**Exercise directions**
For the listing below, how many lines contain the word "Worse"? Answer with only that figure.
***** Input for this task
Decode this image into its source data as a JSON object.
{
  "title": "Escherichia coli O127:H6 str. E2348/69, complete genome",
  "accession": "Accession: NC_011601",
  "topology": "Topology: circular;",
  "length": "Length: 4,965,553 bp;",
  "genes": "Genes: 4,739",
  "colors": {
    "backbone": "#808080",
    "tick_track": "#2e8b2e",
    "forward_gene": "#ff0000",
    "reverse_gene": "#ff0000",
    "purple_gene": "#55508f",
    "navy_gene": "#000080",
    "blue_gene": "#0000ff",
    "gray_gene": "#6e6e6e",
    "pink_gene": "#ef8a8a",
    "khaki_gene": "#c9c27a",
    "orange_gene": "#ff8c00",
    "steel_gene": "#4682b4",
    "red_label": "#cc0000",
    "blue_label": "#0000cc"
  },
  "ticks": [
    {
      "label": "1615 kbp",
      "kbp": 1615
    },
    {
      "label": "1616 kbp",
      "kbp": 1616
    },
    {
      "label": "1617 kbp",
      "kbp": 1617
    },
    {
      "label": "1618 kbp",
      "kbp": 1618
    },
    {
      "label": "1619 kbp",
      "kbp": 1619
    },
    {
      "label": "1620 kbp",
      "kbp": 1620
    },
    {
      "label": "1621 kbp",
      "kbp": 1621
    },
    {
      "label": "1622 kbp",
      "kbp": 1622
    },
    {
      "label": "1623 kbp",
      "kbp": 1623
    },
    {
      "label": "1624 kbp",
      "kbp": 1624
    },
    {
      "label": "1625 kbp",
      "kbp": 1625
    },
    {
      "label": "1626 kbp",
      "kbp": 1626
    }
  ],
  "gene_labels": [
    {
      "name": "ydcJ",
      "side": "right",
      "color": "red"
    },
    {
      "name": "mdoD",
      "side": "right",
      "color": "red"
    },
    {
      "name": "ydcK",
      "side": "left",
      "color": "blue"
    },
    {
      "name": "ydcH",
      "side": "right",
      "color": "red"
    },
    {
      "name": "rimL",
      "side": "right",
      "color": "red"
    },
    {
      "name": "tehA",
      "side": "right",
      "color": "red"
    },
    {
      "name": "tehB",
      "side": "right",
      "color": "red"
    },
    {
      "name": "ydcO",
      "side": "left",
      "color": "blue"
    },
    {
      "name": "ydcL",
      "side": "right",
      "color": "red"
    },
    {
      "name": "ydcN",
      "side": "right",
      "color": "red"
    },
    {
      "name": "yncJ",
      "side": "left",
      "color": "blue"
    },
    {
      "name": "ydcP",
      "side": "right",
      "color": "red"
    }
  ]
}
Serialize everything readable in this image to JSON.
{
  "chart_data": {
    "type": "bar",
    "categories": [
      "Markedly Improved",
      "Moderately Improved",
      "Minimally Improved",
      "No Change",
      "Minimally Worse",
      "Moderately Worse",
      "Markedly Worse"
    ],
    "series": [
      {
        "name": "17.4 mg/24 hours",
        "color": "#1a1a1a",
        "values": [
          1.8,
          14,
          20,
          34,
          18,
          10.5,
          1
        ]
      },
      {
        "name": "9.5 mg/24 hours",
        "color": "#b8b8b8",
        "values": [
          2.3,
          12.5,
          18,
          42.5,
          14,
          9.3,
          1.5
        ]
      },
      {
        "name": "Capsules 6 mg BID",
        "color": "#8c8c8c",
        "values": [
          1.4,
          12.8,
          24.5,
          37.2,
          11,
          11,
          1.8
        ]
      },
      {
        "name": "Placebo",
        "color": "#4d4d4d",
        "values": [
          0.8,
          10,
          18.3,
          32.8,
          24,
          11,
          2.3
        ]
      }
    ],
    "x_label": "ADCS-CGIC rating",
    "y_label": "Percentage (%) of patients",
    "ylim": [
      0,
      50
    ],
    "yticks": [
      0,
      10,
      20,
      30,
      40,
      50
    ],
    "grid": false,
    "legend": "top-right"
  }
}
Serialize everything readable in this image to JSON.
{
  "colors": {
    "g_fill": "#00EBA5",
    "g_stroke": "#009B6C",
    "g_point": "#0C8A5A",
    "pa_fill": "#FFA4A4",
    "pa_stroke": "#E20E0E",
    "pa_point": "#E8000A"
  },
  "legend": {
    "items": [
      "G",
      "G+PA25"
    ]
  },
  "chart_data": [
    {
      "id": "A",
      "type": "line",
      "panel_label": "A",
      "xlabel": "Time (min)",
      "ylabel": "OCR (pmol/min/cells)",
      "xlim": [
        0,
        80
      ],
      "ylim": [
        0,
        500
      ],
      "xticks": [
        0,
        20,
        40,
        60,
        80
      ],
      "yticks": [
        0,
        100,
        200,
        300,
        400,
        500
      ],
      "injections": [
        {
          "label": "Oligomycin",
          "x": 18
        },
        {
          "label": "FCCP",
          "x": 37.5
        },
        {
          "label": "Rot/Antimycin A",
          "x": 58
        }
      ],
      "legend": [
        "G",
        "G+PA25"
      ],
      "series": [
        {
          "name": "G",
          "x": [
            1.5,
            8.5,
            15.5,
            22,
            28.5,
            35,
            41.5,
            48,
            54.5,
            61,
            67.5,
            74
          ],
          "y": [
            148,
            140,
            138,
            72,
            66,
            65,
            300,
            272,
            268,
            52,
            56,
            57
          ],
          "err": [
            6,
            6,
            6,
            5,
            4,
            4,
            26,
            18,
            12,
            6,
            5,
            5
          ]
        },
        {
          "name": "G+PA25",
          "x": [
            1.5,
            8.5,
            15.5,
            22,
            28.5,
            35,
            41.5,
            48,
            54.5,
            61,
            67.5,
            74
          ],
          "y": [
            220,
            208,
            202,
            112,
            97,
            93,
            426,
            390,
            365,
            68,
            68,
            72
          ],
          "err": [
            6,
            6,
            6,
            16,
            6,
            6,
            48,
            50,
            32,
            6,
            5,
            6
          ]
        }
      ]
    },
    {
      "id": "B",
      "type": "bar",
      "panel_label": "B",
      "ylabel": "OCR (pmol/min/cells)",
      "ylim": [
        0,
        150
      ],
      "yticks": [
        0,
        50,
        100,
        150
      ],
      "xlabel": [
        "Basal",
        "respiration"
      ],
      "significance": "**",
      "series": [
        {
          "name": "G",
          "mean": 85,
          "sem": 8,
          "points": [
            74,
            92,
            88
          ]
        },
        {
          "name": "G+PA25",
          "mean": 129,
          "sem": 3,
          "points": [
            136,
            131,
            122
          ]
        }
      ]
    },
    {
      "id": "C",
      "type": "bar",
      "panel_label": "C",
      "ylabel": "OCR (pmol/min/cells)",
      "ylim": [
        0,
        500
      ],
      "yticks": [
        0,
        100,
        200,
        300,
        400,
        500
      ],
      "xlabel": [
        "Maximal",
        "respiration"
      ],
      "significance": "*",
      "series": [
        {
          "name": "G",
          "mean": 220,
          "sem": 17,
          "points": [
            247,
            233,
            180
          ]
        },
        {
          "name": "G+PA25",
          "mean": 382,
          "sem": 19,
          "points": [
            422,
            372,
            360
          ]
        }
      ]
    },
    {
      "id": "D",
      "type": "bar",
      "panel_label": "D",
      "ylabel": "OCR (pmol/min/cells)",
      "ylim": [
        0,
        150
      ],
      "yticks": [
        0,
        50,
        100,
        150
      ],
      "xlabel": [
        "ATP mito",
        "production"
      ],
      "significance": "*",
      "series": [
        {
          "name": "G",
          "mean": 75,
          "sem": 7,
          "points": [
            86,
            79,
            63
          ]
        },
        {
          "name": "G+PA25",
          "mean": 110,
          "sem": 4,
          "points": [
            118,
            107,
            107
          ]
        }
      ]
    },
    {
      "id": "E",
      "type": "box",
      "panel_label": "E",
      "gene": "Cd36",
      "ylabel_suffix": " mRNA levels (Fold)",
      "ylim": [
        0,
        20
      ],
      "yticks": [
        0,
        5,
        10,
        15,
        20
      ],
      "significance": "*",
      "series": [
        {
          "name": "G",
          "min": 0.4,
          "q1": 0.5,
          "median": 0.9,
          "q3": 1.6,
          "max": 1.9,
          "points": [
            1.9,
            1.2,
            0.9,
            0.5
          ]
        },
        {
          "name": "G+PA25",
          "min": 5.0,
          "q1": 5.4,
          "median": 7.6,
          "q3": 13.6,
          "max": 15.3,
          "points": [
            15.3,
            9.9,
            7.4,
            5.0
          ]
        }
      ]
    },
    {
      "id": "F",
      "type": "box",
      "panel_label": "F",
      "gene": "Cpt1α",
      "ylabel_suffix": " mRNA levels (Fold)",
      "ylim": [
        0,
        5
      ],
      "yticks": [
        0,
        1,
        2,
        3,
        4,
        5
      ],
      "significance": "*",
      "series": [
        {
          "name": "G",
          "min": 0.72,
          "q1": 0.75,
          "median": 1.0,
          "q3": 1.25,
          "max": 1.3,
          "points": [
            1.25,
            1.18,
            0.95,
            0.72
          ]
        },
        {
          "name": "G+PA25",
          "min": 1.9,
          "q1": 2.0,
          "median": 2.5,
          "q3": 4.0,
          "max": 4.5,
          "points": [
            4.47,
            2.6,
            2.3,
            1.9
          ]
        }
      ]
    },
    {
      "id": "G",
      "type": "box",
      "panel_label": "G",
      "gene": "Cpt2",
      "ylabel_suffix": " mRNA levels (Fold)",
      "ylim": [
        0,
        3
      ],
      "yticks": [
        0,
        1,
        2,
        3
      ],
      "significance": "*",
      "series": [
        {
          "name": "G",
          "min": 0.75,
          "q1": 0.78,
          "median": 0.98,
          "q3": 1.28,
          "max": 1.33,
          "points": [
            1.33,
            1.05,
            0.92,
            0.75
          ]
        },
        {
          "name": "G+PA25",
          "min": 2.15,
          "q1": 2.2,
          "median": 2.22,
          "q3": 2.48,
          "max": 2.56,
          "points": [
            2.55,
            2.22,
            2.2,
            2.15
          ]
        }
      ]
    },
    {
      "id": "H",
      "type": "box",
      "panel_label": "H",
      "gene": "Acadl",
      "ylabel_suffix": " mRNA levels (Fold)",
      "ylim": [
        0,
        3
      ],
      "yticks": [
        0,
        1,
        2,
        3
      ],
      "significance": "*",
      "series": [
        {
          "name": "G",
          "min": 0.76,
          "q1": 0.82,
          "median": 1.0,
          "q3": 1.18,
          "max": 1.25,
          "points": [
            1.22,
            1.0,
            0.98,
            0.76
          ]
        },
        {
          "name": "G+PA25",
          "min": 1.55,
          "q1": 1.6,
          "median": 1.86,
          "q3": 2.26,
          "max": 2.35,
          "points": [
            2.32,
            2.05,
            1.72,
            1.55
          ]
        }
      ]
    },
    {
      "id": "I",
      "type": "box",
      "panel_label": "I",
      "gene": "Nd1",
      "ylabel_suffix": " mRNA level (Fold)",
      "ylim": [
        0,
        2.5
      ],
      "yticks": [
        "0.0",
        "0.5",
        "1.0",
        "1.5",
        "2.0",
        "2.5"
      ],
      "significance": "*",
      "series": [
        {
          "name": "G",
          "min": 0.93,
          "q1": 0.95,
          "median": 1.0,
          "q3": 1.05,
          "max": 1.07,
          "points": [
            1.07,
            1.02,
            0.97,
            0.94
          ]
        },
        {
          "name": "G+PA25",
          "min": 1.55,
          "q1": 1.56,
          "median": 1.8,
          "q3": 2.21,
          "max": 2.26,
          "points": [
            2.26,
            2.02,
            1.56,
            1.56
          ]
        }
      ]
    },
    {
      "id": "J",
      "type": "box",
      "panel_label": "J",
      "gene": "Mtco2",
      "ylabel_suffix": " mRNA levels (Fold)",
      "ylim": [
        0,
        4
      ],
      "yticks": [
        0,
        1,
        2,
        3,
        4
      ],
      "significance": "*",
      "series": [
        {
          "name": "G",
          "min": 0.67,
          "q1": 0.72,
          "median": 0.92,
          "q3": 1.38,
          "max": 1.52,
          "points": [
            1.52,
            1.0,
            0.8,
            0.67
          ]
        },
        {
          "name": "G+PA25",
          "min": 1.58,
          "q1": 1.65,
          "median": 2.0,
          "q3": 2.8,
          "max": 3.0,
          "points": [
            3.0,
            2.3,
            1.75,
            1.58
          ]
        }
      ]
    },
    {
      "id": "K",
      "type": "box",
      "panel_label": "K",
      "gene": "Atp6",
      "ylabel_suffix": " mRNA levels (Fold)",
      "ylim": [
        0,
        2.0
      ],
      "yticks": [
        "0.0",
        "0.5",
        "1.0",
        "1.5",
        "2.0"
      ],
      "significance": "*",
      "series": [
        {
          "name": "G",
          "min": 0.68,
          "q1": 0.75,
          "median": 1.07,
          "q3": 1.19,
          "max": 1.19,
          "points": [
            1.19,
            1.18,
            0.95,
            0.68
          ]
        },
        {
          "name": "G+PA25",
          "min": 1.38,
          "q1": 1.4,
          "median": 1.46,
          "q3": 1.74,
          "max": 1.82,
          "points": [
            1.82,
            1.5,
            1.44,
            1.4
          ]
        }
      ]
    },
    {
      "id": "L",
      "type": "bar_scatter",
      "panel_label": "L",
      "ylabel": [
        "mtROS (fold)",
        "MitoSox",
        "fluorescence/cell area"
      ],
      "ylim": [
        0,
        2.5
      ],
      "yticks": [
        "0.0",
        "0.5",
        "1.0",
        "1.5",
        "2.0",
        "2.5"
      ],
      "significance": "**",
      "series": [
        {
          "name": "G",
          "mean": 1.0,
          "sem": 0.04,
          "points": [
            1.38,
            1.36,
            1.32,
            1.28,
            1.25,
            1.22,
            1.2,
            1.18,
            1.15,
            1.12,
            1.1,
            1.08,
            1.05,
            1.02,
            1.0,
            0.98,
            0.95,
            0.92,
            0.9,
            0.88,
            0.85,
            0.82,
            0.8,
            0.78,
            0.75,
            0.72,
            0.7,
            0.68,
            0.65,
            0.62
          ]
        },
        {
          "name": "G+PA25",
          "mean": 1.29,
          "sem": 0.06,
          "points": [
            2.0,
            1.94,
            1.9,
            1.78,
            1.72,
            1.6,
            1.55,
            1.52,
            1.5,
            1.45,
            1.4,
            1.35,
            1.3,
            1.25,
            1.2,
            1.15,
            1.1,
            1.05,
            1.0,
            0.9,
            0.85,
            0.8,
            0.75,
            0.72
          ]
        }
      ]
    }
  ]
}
**********
**Solution to this task**
3